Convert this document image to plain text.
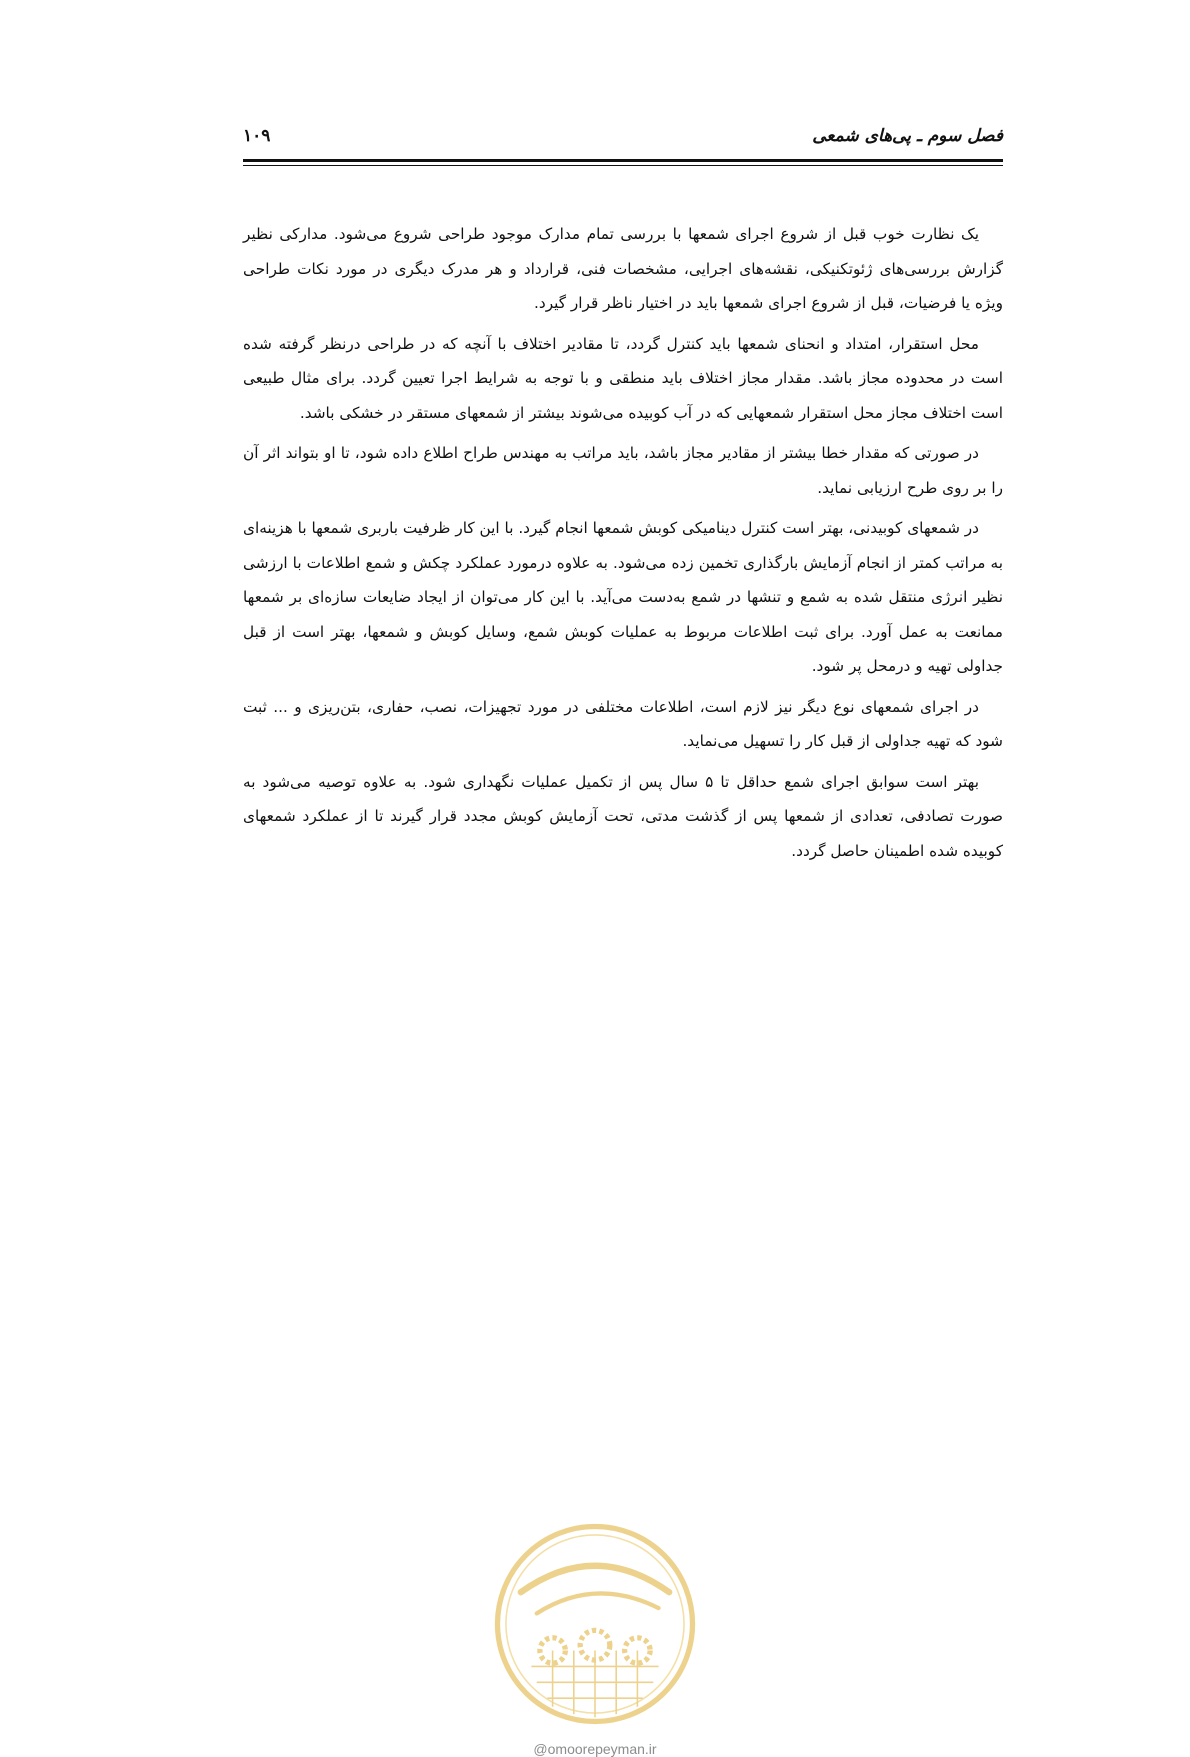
فصل سوم ـ پی‌های شمعی
۱۰۹

یک نظارت خوب قبل از شروع اجرای شمعها با بررسی تمام مدارک موجود طراحی شروع می‌شود. مدارکی نظیر گزارش بررسی‌های ژئوتکنیکی، نقشه‌های اجرایی، مشخصات فنی، قرارداد و هر مدرک دیگری در مورد نکات طراحی ویژه یا فرضیات، قبل از شروع اجرای شمعها باید در اختیار ناظر قرار گیرد.

محل استقرار، امتداد و انحنای شمعها باید کنترل گردد، تا مقادیر اختلاف با آنچه که در طراحی درنظر گرفته شده است در محدوده مجاز باشد. مقدار مجاز اختلاف باید منطقی و با توجه به شرایط اجرا تعیین گردد. برای مثال طبیعی است اختلاف مجاز محل استقرار شمعهایی که در آب کوبیده می‌شوند بیشتر از شمعهای مستقر در خشکی باشد.

در صورتی که مقدار خطا بیشتر از مقادیر مجاز باشد، باید مراتب به مهندس طراح اطلاع داده شود، تا او بتواند اثر آن را بر روی طرح ارزیابی نماید.

در شمعهای کوبیدنی، بهتر است کنترل دینامیکی کوبش شمعها انجام گیرد. با این کار ظرفیت باربری شمعها با هزینه‌ای به مراتب کمتر از انجام آزمایش بارگذاری تخمین زده می‌شود. به علاوه درمورد عملکرد چکش و شمع اطلاعات با ارزشی نظیر انرژی منتقل شده به شمع و تنشها در شمع به‌دست می‌آید. با این کار می‌توان از ایجاد ضایعات سازه‌ای بر شمعها ممانعت به عمل آورد. برای ثبت اطلاعات مربوط به عملیات کوبش شمع، وسایل کوبش و شمعها، بهتر است از قبل جداولی تهیه و درمحل پر شود.

در اجرای شمعهای نوع دیگر نیز لازم است، اطلاعات مختلفی در مورد تجهیزات، نصب، حفاری، بتن‌ریزی و ... ثبت شود که تهیه جداولی از قبل کار را تسهیل می‌نماید.

بهتر است سوابق اجرای شمع حداقل تا ۵ سال پس از تکمیل عملیات نگهداری شود. به علاوه توصیه می‌شود به صورت تصادفی، تعدادی از شمعها پس از گذشت مدتی، تحت آزمایش کوبش مجدد قرار گیرند تا از عملکرد شمعهای کوبیده شده اطمینان حاصل گردد.

@omoorepeyman.ir
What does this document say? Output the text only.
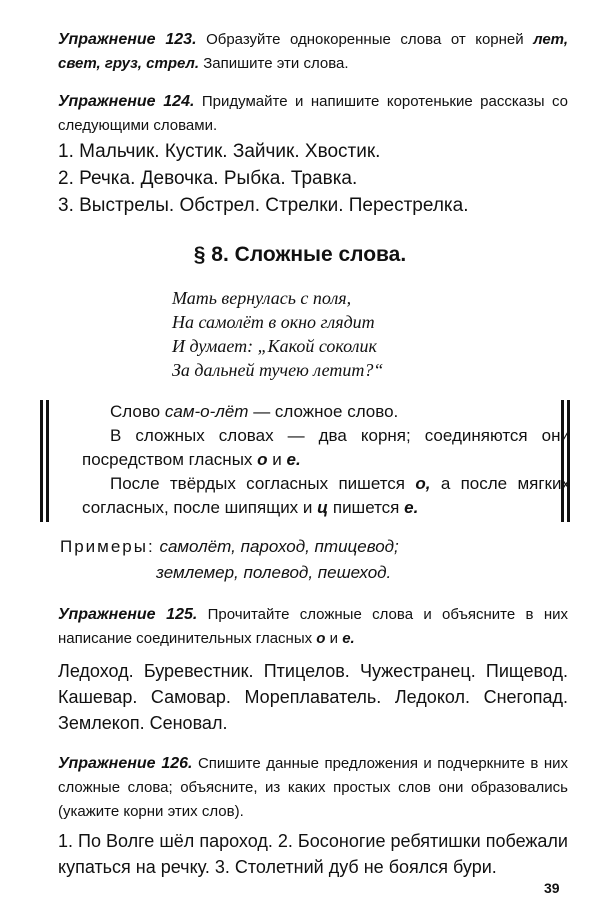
Упражнение 123. Образуйте однокоренные слова от корней лет, свет, груз, стрел. Запишите эти слова.

Упражнение 124. Придумайте и напишите коротенькие рассказы со следующими словами.

1. Мальчик. Кустик. Зайчик. Хвостик.

2. Речка. Девочка. Рыбка. Травка.

3. Выстрелы. Обстрел. Стрелки. Перестрелка.

§ 8. Сложные слова.

Мать вернулась с поля,

На самолёт в окно глядит

И думает: „Какой соколик

За дальней тучею летит?“

Слово сам-о-лёт — сложное слово.

В сложных словах — два корня; соединяются они посредством гласных о и е.

После твёрдых согласных пишется о, а после мягких согласных, после шипящих и ц пишется е.

Примеры: самолёт, пароход, птицевод;

землемер, полевод, пешеход.

Упражнение 125. Прочитайте сложные слова и объясните в них написание соединительных гласных о и е.

Ледоход. Буревестник. Птицелов. Чужестранец. Пищевод. Кашевар. Самовар. Мореплаватель. Ледокол. Снегопад. Землекоп. Сеновал.

Упражнение 126. Спишите данные предложения и подчеркните в них сложные слова; объясните, из каких простых слов они образовались (укажите корни этих слов).

1. По Волге шёл пароход. 2. Босоногие ребятишки побежали купаться на речку. 3. Столетний дуб не боялся бури.

39
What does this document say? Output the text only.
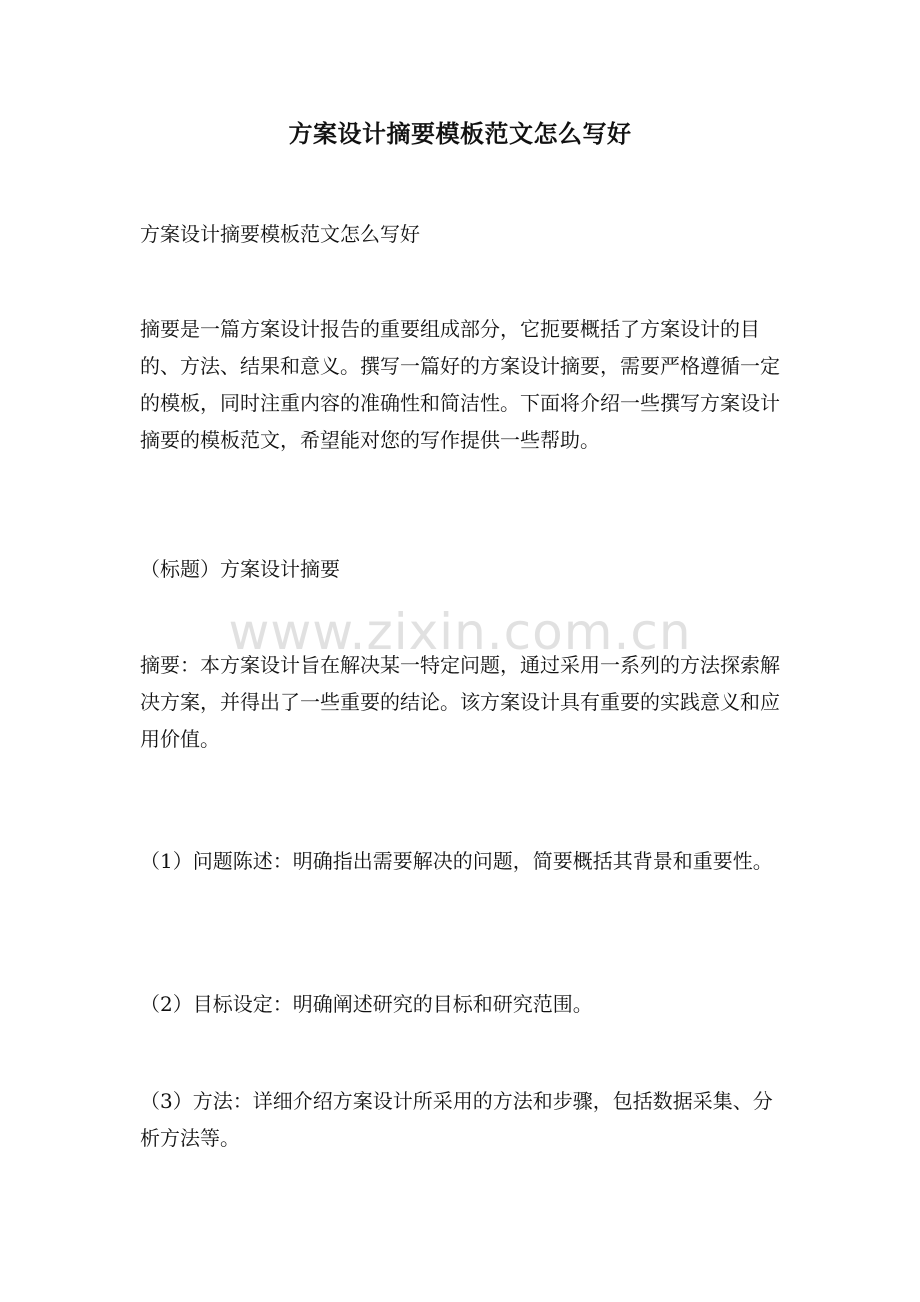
方案设计摘要模板范文怎么写好

方案设计摘要模板范文怎么写好

摘要是一篇方案设计报告的重要组成部分，它扼要概括了方案设计的目的、方法、结果和意义。撰写一篇好的方案设计摘要，需要严格遵循一定的模板，同时注重内容的准确性和简洁性。下面将介绍一些撰写方案设计摘要的模板范文，希望能对您的写作提供一些帮助。

（标题）方案设计摘要

www.zixin.com.cn

摘要：本方案设计旨在解决某一特定问题，通过采用一系列的方法探索解决方案，并得出了一些重要的结论。该方案设计具有重要的实践意义和应用价值。

（1）问题陈述：明确指出需要解决的问题，简要概括其背景和重要性。

（2）目标设定：明确阐述研究的目标和研究范围。

（3）方法：详细介绍方案设计所采用的方法和步骤，包括数据采集、分析方法等。
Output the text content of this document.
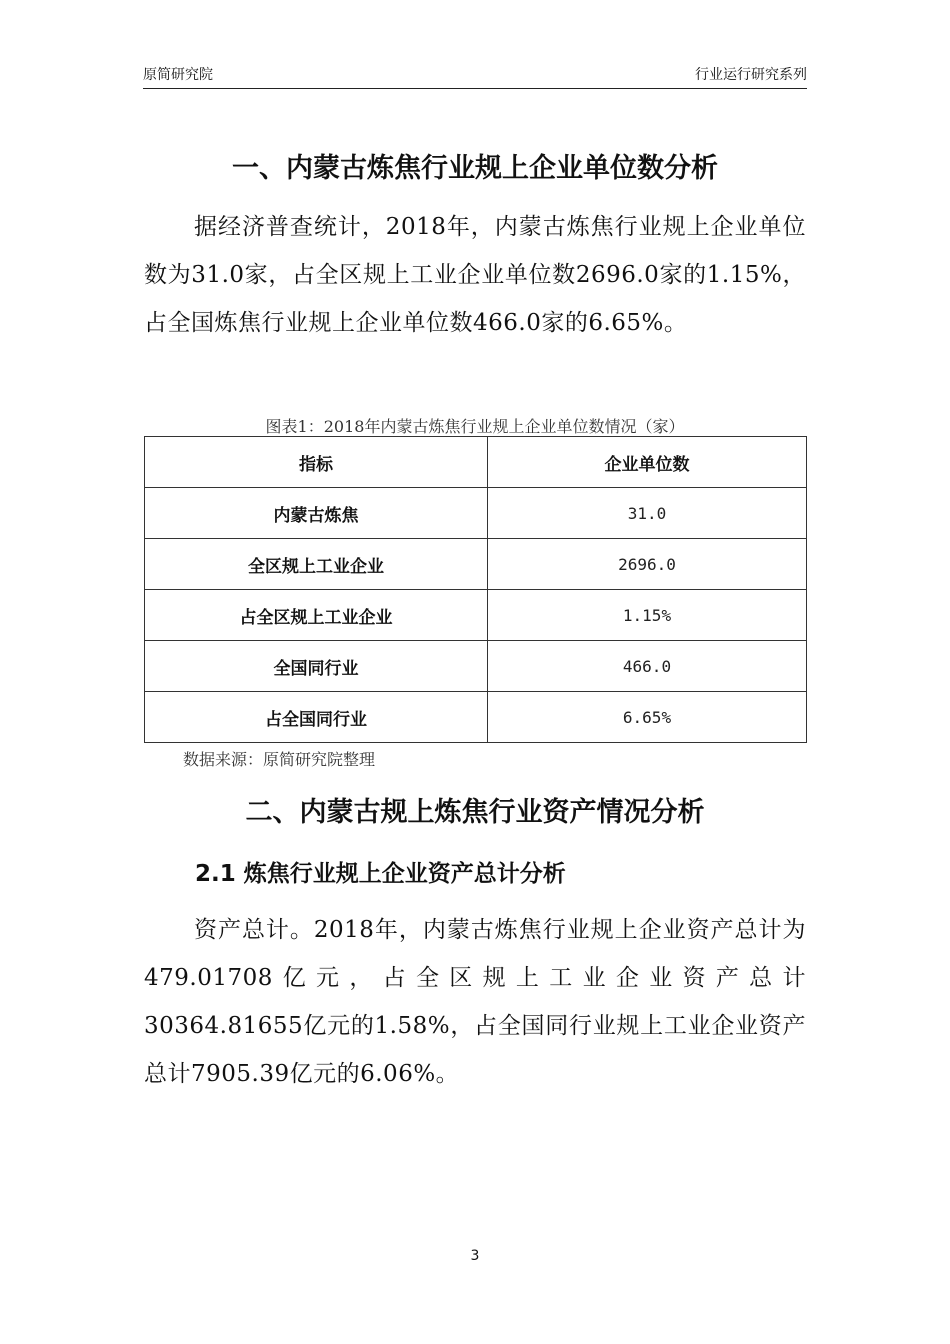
原简研究院	行业运行研究系列
一、内蒙古炼焦行业规上企业单位数分析

据经济普查统计，2018年，内蒙古炼焦行业规上企业单位数为31.0家，占全区规上工业企业单位数2696.0家的1.15%，占全国炼焦行业规上企业单位数466.0家的6.65%。

图表1：2018年内蒙古炼焦行业规上企业单位数情况（家）
指标	企业单位数
内蒙古炼焦	31.0
全区规上工业企业	2696.0
占全区规上工业企业	1.15%
全国同行业	466.0
占全国同行业	6.65%
数据来源：原简研究院整理
二、内蒙古规上炼焦行业资产情况分析
2.1 炼焦行业规上企业资产总计分析

资产总计。2018年，内蒙古炼焦行业规上企业资产总计为479.01708亿元，占全区规上工业企业资产总计30364.81655亿元的1.58%，占全国同行业规上工业企业资产总计7905.39亿元的6.06%。

3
####
→ **PROMPT**: The pictures stay out; repeat exactly the lines from the one with "Output the text content of this document." to the end of the entries above, and nothing else.

→ **TASK RESULT**:
Output the text content of this document.
原简研究院	行业运行研究系列
一、内蒙古炼焦行业规上企业单位数分析

据经济普查统计，2018年，内蒙古炼焦行业规上企业单位数为31.0家，占全区规上工业企业单位数2696.0家的1.15%，占全国炼焦行业规上企业单位数466.0家的6.65%。

图表1：2018年内蒙古炼焦行业规上企业单位数情况（家）
指标	企业单位数
内蒙古炼焦	31.0
全区规上工业企业	2696.0
占全区规上工业企业	1.15%
全国同行业	466.0
占全国同行业	6.65%
数据来源：原简研究院整理
二、内蒙古规上炼焦行业资产情况分析
2.1 炼焦行业规上企业资产总计分析

资产总计。2018年，内蒙古炼焦行业规上企业资产总计为479.01708亿元，占全区规上工业企业资产总计30364.81655亿元的1.58%，占全国同行业规上工业企业资产总计7905.39亿元的6.06%。

3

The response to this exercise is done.